(Written problem): Find how many lines in the data below mention "JSON". Give the number only.
::::::::::
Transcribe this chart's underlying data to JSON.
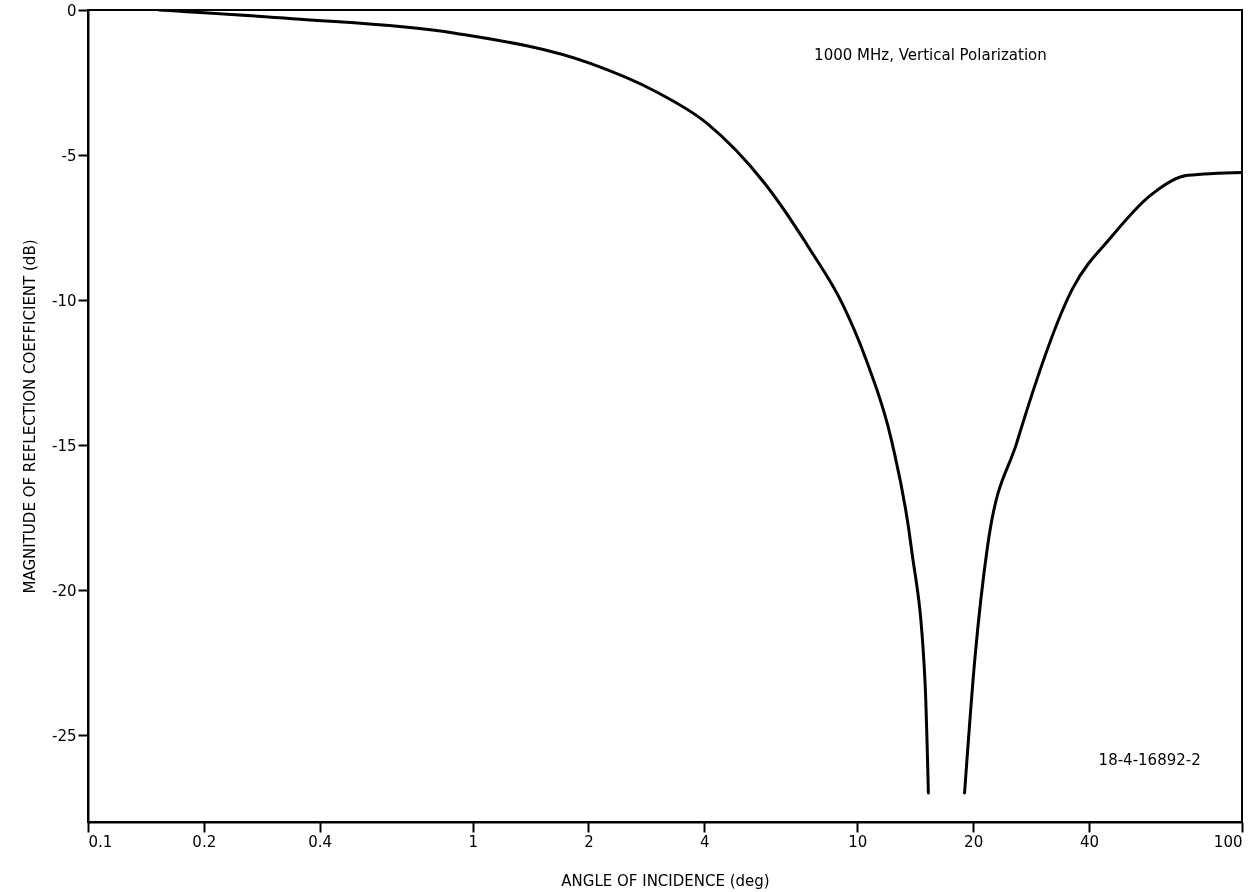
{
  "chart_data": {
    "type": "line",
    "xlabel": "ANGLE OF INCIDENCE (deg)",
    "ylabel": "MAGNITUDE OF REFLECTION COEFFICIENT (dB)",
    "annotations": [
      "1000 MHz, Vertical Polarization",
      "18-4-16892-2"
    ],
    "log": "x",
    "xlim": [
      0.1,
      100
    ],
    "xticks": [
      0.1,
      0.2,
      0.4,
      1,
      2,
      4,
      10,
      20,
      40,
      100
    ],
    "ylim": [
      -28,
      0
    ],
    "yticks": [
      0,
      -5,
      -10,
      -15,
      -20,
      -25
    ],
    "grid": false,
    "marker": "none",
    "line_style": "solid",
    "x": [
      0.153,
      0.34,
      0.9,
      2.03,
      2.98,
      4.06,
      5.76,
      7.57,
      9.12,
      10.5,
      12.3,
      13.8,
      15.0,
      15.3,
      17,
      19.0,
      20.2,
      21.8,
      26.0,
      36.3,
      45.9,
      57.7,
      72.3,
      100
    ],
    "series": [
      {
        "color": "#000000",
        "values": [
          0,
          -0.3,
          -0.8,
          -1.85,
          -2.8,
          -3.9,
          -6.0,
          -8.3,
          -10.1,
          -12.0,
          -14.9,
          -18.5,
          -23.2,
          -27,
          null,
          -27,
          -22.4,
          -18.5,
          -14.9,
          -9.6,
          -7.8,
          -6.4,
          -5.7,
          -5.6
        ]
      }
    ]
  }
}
::::::::::
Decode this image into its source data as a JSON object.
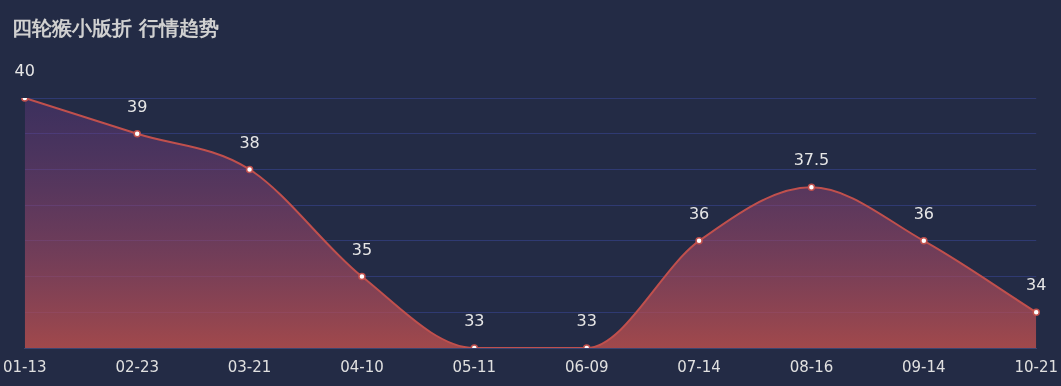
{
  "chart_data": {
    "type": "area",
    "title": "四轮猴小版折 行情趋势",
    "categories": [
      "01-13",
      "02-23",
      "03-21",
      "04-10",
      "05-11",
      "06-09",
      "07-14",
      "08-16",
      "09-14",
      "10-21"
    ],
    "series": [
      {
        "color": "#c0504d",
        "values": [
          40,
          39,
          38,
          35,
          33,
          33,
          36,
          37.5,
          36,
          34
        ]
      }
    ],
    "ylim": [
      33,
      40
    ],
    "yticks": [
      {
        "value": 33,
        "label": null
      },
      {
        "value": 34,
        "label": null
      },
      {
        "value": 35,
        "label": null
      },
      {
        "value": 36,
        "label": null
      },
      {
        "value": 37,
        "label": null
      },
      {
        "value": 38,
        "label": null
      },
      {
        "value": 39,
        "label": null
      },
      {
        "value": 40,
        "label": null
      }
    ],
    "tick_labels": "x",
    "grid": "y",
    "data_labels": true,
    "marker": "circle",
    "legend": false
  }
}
::::::::::
(Exercise response): 2